Rows from a dataset

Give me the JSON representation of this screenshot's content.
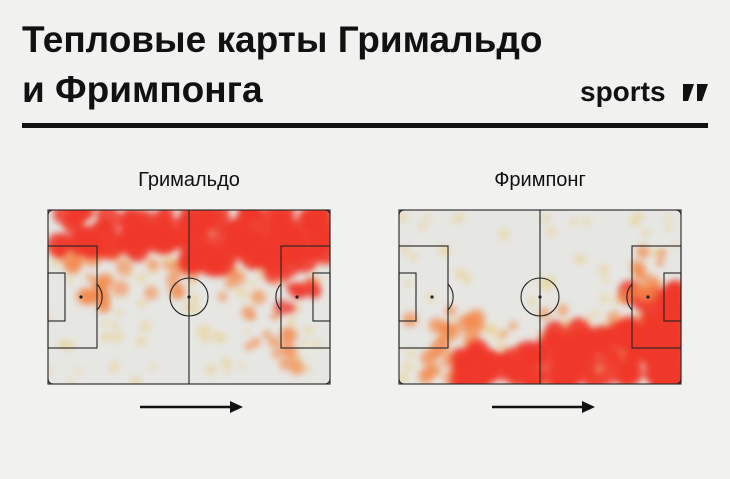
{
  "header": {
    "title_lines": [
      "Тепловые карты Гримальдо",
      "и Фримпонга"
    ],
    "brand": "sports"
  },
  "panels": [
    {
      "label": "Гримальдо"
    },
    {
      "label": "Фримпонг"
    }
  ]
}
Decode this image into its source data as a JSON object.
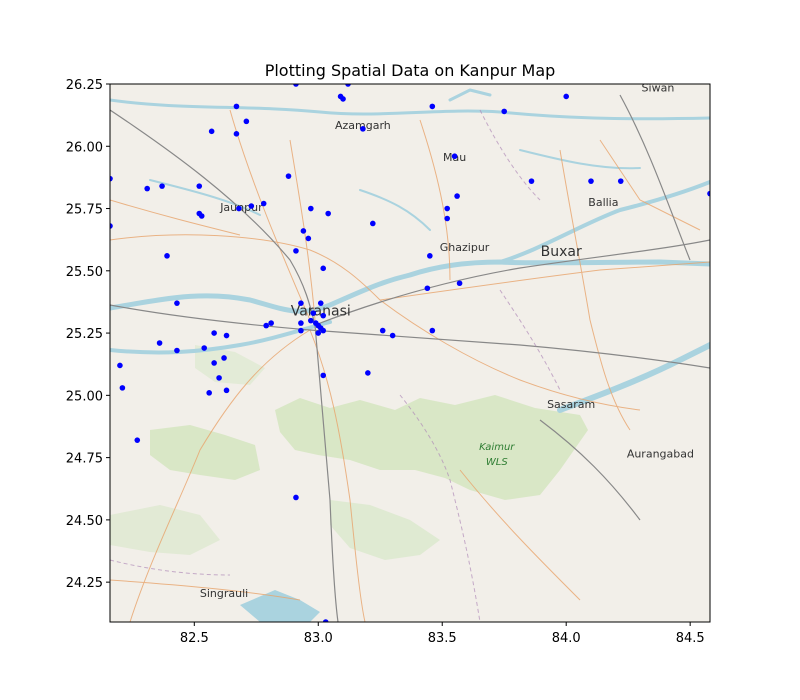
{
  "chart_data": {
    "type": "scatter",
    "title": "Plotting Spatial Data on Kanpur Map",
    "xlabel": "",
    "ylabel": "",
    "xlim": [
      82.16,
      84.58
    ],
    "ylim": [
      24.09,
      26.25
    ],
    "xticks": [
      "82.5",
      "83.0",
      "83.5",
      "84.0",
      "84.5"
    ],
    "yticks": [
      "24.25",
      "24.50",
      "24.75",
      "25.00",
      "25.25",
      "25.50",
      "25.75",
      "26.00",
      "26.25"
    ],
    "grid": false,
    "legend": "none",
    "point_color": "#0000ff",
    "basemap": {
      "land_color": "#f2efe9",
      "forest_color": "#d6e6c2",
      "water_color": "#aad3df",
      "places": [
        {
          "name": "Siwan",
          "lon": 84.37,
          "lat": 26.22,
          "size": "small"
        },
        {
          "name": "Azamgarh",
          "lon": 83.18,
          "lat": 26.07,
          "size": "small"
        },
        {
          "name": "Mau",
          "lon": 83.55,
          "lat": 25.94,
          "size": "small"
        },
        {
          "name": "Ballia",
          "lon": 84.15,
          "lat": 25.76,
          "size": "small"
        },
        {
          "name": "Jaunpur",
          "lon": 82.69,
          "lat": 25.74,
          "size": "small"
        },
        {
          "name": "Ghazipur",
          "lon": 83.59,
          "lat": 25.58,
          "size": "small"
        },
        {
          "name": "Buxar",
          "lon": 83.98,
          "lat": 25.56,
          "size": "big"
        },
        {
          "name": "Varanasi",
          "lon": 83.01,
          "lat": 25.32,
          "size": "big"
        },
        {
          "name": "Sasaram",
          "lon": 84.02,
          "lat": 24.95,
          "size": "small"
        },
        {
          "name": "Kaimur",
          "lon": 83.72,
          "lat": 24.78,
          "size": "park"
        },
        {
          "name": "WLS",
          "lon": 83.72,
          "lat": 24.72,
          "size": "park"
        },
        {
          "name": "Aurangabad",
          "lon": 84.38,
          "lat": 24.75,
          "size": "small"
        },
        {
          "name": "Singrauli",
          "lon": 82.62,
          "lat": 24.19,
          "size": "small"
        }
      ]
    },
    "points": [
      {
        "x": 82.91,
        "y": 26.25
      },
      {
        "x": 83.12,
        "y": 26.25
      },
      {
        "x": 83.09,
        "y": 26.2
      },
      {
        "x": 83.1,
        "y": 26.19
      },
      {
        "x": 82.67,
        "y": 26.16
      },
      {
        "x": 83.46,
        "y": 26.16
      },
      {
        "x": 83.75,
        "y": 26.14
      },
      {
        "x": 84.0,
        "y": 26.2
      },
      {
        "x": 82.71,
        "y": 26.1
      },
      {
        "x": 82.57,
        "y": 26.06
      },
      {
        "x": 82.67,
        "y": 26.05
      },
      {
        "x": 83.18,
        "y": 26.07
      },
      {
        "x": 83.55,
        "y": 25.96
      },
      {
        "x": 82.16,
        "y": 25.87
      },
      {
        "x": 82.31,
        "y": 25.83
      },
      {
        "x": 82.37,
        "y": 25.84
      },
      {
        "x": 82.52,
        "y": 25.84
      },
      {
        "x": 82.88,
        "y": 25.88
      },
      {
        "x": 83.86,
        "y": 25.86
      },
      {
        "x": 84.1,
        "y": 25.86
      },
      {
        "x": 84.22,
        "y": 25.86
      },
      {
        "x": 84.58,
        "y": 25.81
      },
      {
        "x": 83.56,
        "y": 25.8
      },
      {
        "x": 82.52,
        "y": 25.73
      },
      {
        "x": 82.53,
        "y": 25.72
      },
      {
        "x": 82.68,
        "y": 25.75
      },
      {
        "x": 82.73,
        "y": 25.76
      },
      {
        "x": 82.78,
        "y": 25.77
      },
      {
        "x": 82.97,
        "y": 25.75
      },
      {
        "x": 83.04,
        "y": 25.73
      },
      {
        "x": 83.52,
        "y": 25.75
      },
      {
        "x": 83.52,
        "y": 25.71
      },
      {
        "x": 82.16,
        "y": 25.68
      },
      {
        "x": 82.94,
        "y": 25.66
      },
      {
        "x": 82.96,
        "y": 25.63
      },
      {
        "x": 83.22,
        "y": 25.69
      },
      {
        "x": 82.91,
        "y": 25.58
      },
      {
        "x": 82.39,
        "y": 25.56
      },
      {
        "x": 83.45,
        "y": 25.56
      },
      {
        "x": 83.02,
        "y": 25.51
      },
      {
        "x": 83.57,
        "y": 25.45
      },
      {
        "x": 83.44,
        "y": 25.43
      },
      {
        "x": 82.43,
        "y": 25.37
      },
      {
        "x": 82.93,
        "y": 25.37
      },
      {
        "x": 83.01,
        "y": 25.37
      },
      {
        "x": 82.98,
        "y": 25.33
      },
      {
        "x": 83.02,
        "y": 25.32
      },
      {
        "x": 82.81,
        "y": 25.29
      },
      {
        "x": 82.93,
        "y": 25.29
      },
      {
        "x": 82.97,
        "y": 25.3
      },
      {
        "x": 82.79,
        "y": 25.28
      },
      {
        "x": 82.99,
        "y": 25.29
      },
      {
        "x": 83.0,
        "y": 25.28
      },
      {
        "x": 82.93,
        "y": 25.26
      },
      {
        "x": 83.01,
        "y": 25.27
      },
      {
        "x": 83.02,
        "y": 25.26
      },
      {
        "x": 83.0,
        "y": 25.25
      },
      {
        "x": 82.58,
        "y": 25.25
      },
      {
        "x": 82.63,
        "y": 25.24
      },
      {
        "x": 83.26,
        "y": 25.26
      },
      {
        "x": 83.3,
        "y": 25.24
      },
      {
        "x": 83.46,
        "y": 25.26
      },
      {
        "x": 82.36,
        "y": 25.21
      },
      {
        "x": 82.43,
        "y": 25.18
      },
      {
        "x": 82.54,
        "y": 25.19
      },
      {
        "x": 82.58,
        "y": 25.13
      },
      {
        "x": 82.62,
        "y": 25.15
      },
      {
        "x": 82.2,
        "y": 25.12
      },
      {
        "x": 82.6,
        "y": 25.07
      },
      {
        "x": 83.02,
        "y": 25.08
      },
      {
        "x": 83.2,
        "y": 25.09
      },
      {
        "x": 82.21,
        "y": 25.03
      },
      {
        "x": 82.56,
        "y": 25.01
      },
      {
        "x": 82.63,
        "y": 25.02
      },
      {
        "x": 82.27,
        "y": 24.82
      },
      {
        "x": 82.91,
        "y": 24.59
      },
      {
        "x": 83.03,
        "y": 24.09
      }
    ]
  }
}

» WORK TO BE COMPLETED: Pick each line holding the word "this" out of the data and copy it.

» RESULT OF THE TASK:
Give me the JSON representation of this screenshot's content.
Decode this image into its source data as a JSON object.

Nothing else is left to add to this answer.